Dalam rangka untuk meredakan ketegangan, pada bulan Oktobe 1994, Korut dan AS menandatangani “Persetujuan Kerangka Kerja AS-Korut (DPRK-US Nuclear Agreed Framework,) dan AS berjanji untuk mendirikan sebuah organisasi internasional yang akan mendirikan proyek reaktor air ringan untuk Korut dalam sepuluh tahun, dan memberikan 500.000 ton minyak sebagai kompensasi energi setiap tahun sebelum konstruksi itu selesai. AS juga menjamin tidak akan menjadi yang pertama untuk menggunakan senjata nuklir terhadap Korut. Setelah itulah Korut mengizinkan IAEA untuk melakukan inspeksi.

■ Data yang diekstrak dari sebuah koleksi
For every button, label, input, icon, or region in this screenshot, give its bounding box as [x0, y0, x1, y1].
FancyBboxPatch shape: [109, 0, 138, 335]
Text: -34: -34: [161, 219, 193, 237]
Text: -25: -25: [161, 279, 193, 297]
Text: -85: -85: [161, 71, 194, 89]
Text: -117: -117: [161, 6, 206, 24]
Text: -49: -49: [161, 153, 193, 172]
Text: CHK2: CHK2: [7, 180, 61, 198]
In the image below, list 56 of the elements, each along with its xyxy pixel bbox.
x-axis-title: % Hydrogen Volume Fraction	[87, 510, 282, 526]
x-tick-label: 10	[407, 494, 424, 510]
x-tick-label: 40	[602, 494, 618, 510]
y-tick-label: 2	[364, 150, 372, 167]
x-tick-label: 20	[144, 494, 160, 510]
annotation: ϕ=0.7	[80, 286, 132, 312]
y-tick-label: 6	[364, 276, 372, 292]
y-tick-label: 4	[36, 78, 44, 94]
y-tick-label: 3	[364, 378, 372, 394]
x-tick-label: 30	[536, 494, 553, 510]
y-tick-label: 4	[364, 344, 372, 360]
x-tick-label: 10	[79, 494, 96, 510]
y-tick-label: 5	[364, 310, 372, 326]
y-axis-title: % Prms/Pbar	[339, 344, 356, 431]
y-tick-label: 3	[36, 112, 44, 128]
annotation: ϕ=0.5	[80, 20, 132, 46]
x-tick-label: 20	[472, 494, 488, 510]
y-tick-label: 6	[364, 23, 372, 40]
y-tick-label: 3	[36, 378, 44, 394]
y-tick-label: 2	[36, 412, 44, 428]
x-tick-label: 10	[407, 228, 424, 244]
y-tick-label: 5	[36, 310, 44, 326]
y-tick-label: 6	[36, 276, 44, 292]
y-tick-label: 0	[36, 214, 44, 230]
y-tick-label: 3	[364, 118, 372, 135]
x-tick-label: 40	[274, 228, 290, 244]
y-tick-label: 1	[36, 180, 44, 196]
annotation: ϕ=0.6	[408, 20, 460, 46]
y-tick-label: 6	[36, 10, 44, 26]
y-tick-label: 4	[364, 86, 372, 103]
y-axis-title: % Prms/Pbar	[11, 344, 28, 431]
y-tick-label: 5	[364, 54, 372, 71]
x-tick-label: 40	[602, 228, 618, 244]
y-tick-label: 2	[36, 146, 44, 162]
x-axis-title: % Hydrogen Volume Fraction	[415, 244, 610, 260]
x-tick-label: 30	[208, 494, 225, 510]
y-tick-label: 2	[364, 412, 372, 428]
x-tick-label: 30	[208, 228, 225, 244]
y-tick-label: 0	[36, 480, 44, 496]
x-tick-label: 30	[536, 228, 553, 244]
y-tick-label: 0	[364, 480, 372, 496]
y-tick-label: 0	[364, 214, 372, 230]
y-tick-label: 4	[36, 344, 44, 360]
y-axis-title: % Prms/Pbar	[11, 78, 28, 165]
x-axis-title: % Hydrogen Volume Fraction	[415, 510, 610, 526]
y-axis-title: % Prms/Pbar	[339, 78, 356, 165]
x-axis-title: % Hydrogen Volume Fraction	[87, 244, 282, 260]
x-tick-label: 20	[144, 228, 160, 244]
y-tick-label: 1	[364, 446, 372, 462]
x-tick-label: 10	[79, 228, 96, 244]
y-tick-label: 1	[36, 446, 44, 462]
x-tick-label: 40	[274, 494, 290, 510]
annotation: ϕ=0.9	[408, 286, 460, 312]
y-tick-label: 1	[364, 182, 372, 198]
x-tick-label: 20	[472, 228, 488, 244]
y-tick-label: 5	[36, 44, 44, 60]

■ Tugas Anda
1 - Jawablah pertanyaan berikut berdasarkan kutipan tentang Persetujuan Kerangka Kerja AS-Korut.
(a) Berapa ton minyak yang diberikan AS setiap tahun sebagai kompensasi energi?
(b) Dalam berapa tahun proyek reaktor air ringan untuk Korut akan didirikan?
(c) Lembaga apa yang kemudian diizinkan Korut untuk melakukan inspeksi?
2 - Apakah setiap pernyataan berikut sesuai dengan kutipan tentang Persetujuan Kerangka Kerja AS-Korut? Jawab ya atau tidak, lalu kutip kata-kata dari kutipan yang menentukan jawaban.
(a) AS berjanji mendirikan sebuah organisasi internasional untuk proyek reaktor air ringan bagi Korut.
(b) Minyak diberikan setelah konstruksi reaktor selesai.
(c) Korut mengizinkan inspeksi IAEA sebelum persetujuan ditandatangani.
3 - Tuliskan lanjutan kutipan tentang Persetujuan Kerangka Kerja AS-Korut, mulai setelah kalimat terakhirnya.
Baris-baris di atas merupakan bahan tersendiri yang terpisah dari kutipan.

■ Jawaban Tiap Butir
1 -
(a) 500.000 ton.
(b) Sepuluh tahun.
(c) IAEA.

2 -
(a) Ya: "AS berjanji untuk mendirikan sebuah organisasi internasional yang akan mendirikan proyek reaktor air ringan untuk Korut"
(b) Tidak: "sebelum konstruksi itu selesai"
(c) Tidak: "Setelah itulah Korut mengizinkan IAEA untuk melakukan inspeksi."

3 -
Pada thaun 2001, setelah George W. Bush menjabat Prediden AS, dia meletakkan Korut, Iran, Irak sebagai “poros kejahatan (axis of evil) dan ancaman bagi perdamaian dunia.” Bush mengatakan: “Negara seperti ini, dan sekutu teroris, mereka ini merupakan suatu poros kejahatan, tujuannya untuk mengancam kedamaian dunia.’
Pada Sepember 2002, pemerintah AS merilis “Strategi Keamanan Nasional” yang percaya dengan strategi efek gentar (deterrence) akan melawan “negara jahat” dan terorisme, dan kerena itu, AS harus mengambil tindakan penyerangan duluan (preemptive action) pada target Korut. Dan Kesatuan ke-8 AS menyatakan 100% siap untuk itu.”
Pada Oktober 2002, AS tiba-tiba mengumumkanbahwa Korut telah mengakui memiliki program pengayaan uranium. Meskipun pernyataan itu dibantah Korut dan AS belum jelas “mengakui” itu, tapi pada bulan Desember tahun itu AS tetap menyetop memasok Korut minyak, dengan alasan Korut telah melanggar “Persetujuan Kerangka Kerja AS-Korut” sebagai alasan.
Kesal dengan situasi ini, Korut mendeportasi inspektur IAEA, dan mengumumkan mengundurkan diri dari NPT, dan krisis nuklir Korut pecah lagi.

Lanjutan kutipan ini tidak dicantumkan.